*** SUPPLIED DATA ***

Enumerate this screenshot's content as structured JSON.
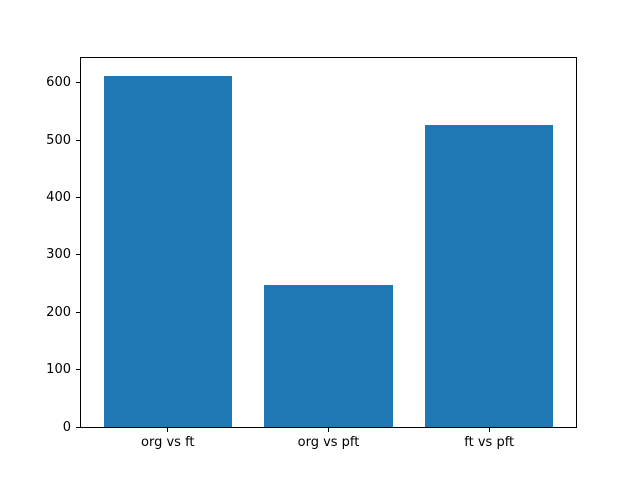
{
  "figure": {
    "background": "#ffffff",
    "plot_background": "#ffffff",
    "spine_color": "#000000",
    "tick_color": "#000000"
  },
  "chart_data": {
    "type": "bar",
    "categories": [
      "org vs ft",
      "org vs pft",
      "ft vs pft"
    ],
    "values": [
      612,
      247,
      527
    ],
    "title": "",
    "xlabel": "",
    "ylabel": "",
    "ylim": [
      0,
      643
    ],
    "xlim": [
      -0.54,
      2.54
    ],
    "yticks": [
      0,
      100,
      200,
      300,
      400,
      500,
      600
    ],
    "bar_color": "#1f77b4",
    "bar_width_fraction": 0.8,
    "grid": false,
    "legend": "none"
  }
}
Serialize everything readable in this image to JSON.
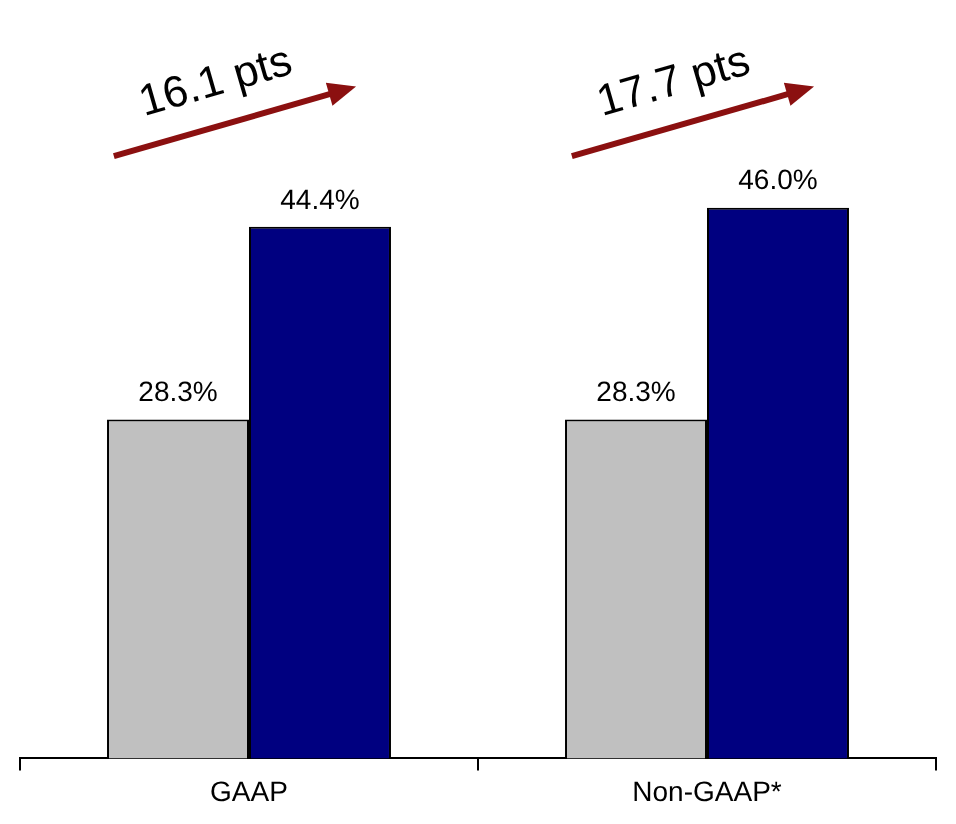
{
  "chart_data": {
    "type": "bar",
    "categories": [
      "GAAP",
      "Non-GAAP*"
    ],
    "series": [
      {
        "color": "#c0c0c0",
        "values": [
          28.3,
          28.3
        ],
        "value_labels": [
          "28.3%",
          "28.3%"
        ]
      },
      {
        "color": "#000080",
        "values": [
          44.4,
          46.0
        ],
        "value_labels": [
          "44.4%",
          "46.0%"
        ]
      }
    ],
    "legend": false,
    "grid": false,
    "annotations": [
      "16.1 pts",
      "17.7 pts"
    ]
  }
}
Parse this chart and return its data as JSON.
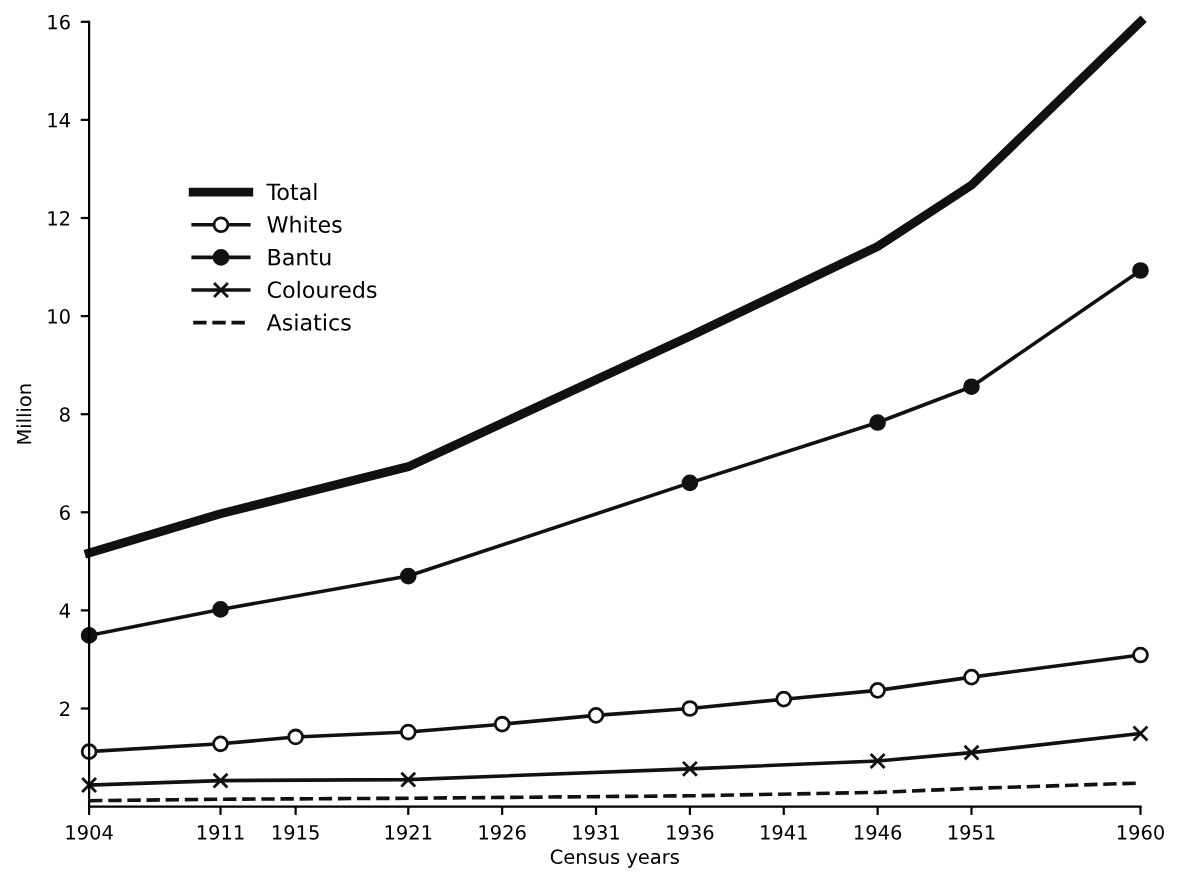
{
  "chart_data": {
    "type": "line",
    "xlabel": "Census years",
    "ylabel": "Million",
    "xlim": [
      1904,
      1960
    ],
    "xticks": [
      1904,
      1911,
      1915,
      1921,
      1926,
      1931,
      1936,
      1941,
      1946,
      1951,
      1960
    ],
    "ylim": [
      0,
      16
    ],
    "yticks": [
      2,
      4,
      6,
      8,
      10,
      12,
      14,
      16
    ],
    "grid": false,
    "legend": "top left",
    "series": [
      {
        "name": "Total",
        "color": "#111111",
        "marker": "none",
        "line_style": "solid",
        "x": [
          1904,
          1911,
          1921,
          1936,
          1946,
          1951,
          1960
        ],
        "values": [
          5.17,
          5.97,
          6.93,
          9.59,
          11.42,
          12.67,
          16.0
        ]
      },
      {
        "name": "Whites",
        "color": "#111111",
        "marker": "circle",
        "line_style": "solid",
        "x": [
          1904,
          1911,
          1915,
          1921,
          1926,
          1931,
          1936,
          1941,
          1946,
          1951,
          1960
        ],
        "values": [
          1.12,
          1.28,
          1.42,
          1.52,
          1.68,
          1.86,
          2.0,
          2.19,
          2.37,
          2.64,
          3.09
        ]
      },
      {
        "name": "Bantu",
        "color": "#111111",
        "marker": "circle",
        "line_style": "solid",
        "x": [
          1904,
          1911,
          1921,
          1936,
          1946,
          1951,
          1960
        ],
        "values": [
          3.49,
          4.02,
          4.7,
          6.6,
          7.83,
          8.56,
          10.93
        ]
      },
      {
        "name": "Coloureds",
        "color": "#111111",
        "marker": "cross",
        "line_style": "solid",
        "x": [
          1904,
          1911,
          1921,
          1936,
          1946,
          1951,
          1960
        ],
        "values": [
          0.44,
          0.53,
          0.55,
          0.77,
          0.93,
          1.1,
          1.49
        ]
      },
      {
        "name": "Asiatics",
        "color": "#111111",
        "marker": "none",
        "line_style": "dashed",
        "x": [
          1904,
          1911,
          1921,
          1936,
          1946,
          1951,
          1960
        ],
        "values": [
          0.12,
          0.15,
          0.17,
          0.22,
          0.29,
          0.37,
          0.48
        ]
      }
    ]
  }
}
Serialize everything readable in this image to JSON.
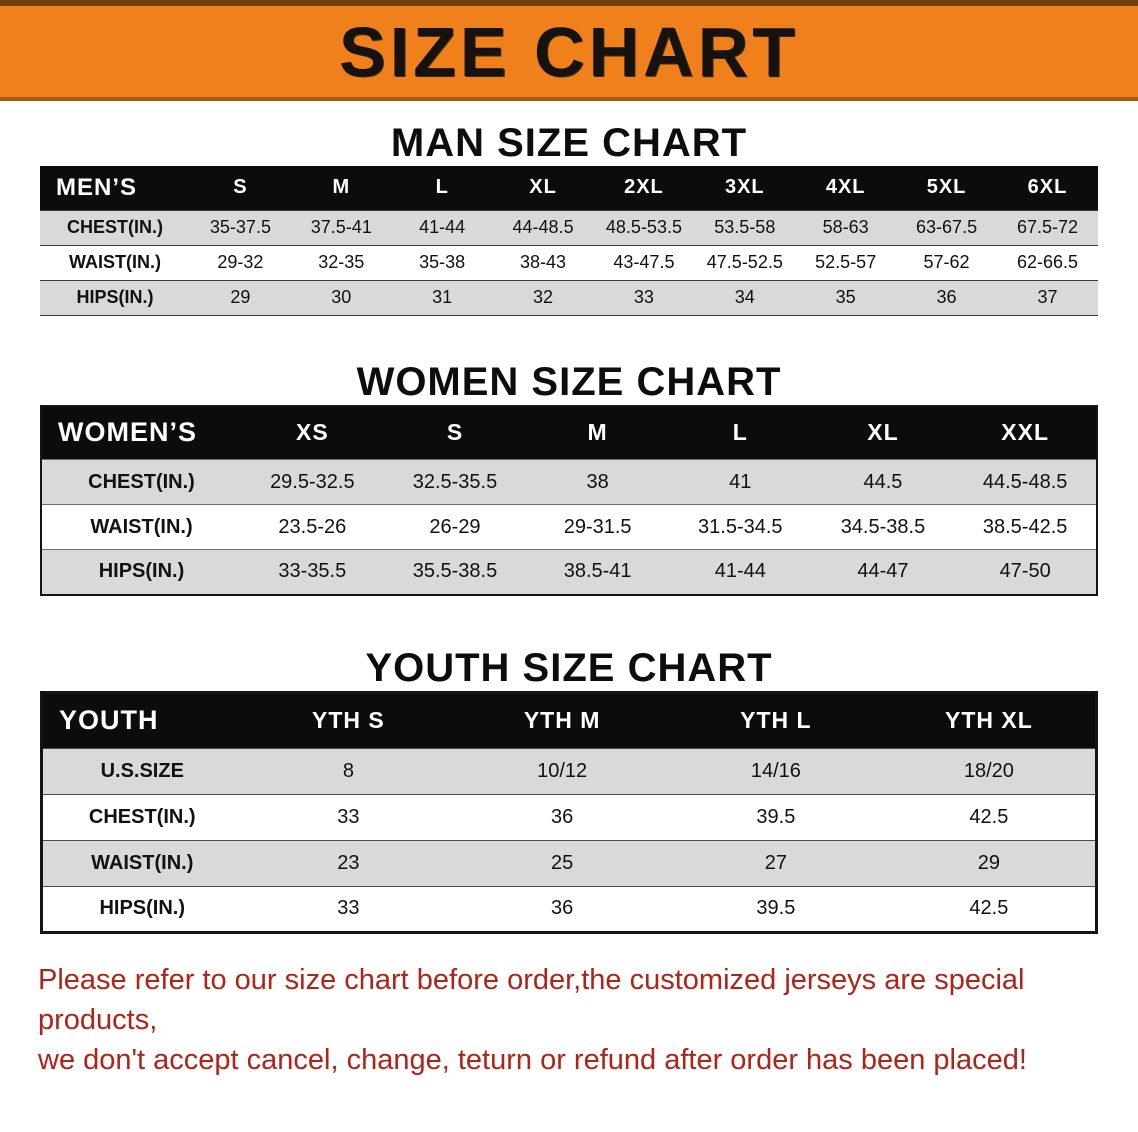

***

◆ STATED GOAL: Make an exact copy of the records shown above, without the pictures.

◆ COMPLETE OUTPUT:
Enumerate this screenshot's content as structured JSON.
{
  "figure": {
    "background": "#ffffff",
    "plot_background": "#ffffff",
    "spine_color": "#000000",
    "tick_color": "#000000"
  },
  "chart_data": {
    "type": "bar",
    "categories": [
      "org vs ft",
      "org vs pft",
      "ft vs pft"
    ],
    "values": [
      612,
      247,
      527
    ],
    "title": "",
    "xlabel": "",
    "ylabel": "",
    "ylim": [
      0,
      643
    ],
    "xlim": [
      -0.54,
      2.54
    ],
    "yticks": [
      0,
      100,
      200,
      300,
      400,
      500,
      600
    ],
    "bar_color": "#1f77b4",
    "bar_width_fraction": 0.8,
    "grid": false,
    "legend": "none"
  }
}
Serialize everything readable in this image to JSON.
{
  "chart_data": {
    "type": "bar",
    "categories": [
      "GAAP",
      "Non-GAAP*"
    ],
    "series": [
      {
        "color": "#c0c0c0",
        "values": [
          28.3,
          28.3
        ],
        "value_labels": [
          "28.3%",
          "28.3%"
        ]
      },
      {
        "color": "#000080",
        "values": [
          44.4,
          46.0
        ],
        "value_labels": [
          "44.4%",
          "46.0%"
        ]
      }
    ],
    "legend": false,
    "grid": false,
    "annotations": [
      "16.1 pts",
      "17.7 pts"
    ]
  }
}
Parse this chart and return its data as JSON.
{
  "chart_data": {
    "type": "line",
    "xlabel": "Census years",
    "ylabel": "Million",
    "xlim": [
      1904,
      1960
    ],
    "xticks": [
      1904,
      1911,
      1915,
      1921,
      1926,
      1931,
      1936,
      1941,
      1946,
      1951,
      1960
    ],
    "ylim": [
      0,
      16
    ],
    "yticks": [
      2,
      4,
      6,
      8,
      10,
      12,
      14,
      16
    ],
    "grid": false,
    "legend": "top left",
    "series": [
      {
        "name": "Total",
        "color": "#111111",
        "marker": "none",
        "line_style": "solid",
        "x": [
          1904,
          1911,
          1921,
          1936,
          1946,
          1951,
          1960
        ],
        "values": [
          5.17,
          5.97,
          6.93,
          9.59,
          11.42,
          12.67,
          16.0
        ]
      },
      {
        "name": "Whites",
        "color": "#111111",
        "marker": "circle",
        "line_style": "solid",
        "x": [
          1904,
          1911,
          1915,
          1921,
          1926,
          1931,
          1936,
          1941,
          1946,
          1951,
          1960
        ],
        "values": [
          1.12,
          1.28,
          1.42,
          1.52,
          1.68,
          1.86,
          2.0,
          2.19,
          2.37,
          2.64,
          3.09
        ]
      },
      {
        "name": "Bantu",
        "color": "#111111",
        "marker": "circle",
        "line_style": "solid",
        "x": [
          1904,
          1911,
          1921,
          1936,
          1946,
          1951,
          1960
        ],
        "values": [
          3.49,
          4.02,
          4.7,
          6.6,
          7.83,
          8.56,
          10.93
        ]
      },
      {
        "name": "Coloureds",
        "color": "#111111",
        "marker": "cross",
        "line_style": "solid",
        "x": [
          1904,
          1911,
          1921,
          1936,
          1946,
          1951,
          1960
        ],
        "values": [
          0.44,
          0.53,
          0.55,
          0.77,
          0.93,
          1.1,
          1.49
        ]
      },
      {
        "name": "Asiatics",
        "color": "#111111",
        "marker": "none",
        "line_style": "dashed",
        "x": [
          1904,
          1911,
          1921,
          1936,
          1946,
          1951,
          1960
        ],
        "values": [
          0.12,
          0.15,
          0.17,
          0.22,
          0.29,
          0.37,
          0.48
        ]
      }
    ]
  }
}
Serialize everything readable in this image to JSON.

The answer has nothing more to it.